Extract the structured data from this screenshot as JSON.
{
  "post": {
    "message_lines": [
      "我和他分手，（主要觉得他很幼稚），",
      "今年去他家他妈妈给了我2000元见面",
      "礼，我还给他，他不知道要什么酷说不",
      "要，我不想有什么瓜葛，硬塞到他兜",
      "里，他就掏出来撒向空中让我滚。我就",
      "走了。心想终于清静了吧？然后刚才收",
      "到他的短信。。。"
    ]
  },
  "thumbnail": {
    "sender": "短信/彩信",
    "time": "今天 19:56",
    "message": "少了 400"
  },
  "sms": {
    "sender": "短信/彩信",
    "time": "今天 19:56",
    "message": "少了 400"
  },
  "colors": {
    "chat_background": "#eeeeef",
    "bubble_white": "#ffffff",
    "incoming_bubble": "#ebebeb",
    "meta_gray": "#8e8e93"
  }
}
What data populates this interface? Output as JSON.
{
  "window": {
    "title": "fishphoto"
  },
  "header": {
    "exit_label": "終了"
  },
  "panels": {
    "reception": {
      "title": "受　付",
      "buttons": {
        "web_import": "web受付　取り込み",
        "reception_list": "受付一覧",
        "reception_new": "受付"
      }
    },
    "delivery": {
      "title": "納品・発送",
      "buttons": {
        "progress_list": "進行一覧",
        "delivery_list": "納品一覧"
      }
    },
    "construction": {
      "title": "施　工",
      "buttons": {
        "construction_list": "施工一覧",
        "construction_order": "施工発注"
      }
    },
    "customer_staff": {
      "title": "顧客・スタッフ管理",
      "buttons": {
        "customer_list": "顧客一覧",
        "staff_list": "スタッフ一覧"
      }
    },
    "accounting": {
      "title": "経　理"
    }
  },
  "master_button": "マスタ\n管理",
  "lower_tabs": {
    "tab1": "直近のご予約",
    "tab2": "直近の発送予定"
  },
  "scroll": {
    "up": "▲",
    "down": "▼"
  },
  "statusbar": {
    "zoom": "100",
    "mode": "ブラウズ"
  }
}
━━━━━━
EXERCISE AIM —
Would you restate each of the entries word for word?

ANSWER TO THE PROBLEM —
Extract the structured data from this screenshot as JSON.
{
  "post": {
    "message_lines": [
      "我和他分手，（主要觉得他很幼稚），",
      "今年去他家他妈妈给了我2000元见面",
      "礼，我还给他，他不知道要什么酷说不",
      "要，我不想有什么瓜葛，硬塞到他兜",
      "里，他就掏出来撒向空中让我滚。我就",
      "走了。心想终于清静了吧？然后刚才收",
      "到他的短信。。。"
    ]
  },
  "thumbnail": {
    "sender": "短信/彩信",
    "time": "今天 19:56",
    "message": "少了 400"
  },
  "sms": {
    "sender": "短信/彩信",
    "time": "今天 19:56",
    "message": "少了 400"
  },
  "colors": {
    "chat_background": "#eeeeef",
    "bubble_white": "#ffffff",
    "incoming_bubble": "#ebebeb",
    "meta_gray": "#8e8e93"
  }
}
What data populates this interface? Output as JSON.
{
  "window": {
    "title": "fishphoto"
  },
  "header": {
    "exit_label": "終了"
  },
  "panels": {
    "reception": {
      "title": "受　付",
      "buttons": {
        "web_import": "web受付　取り込み",
        "reception_list": "受付一覧",
        "reception_new": "受付"
      }
    },
    "delivery": {
      "title": "納品・発送",
      "buttons": {
        "progress_list": "進行一覧",
        "delivery_list": "納品一覧"
      }
    },
    "construction": {
      "title": "施　工",
      "buttons": {
        "construction_list": "施工一覧",
        "construction_order": "施工発注"
      }
    },
    "customer_staff": {
      "title": "顧客・スタッフ管理",
      "buttons": {
        "customer_list": "顧客一覧",
        "staff_list": "スタッフ一覧"
      }
    },
    "accounting": {
      "title": "経　理"
    }
  },
  "master_button": "マスタ\n管理",
  "lower_tabs": {
    "tab1": "直近のご予約",
    "tab2": "直近の発送予定"
  },
  "scroll": {
    "up": "▲",
    "down": "▼"
  },
  "statusbar": {
    "zoom": "100",
    "mode": "ブラウズ"
  }
}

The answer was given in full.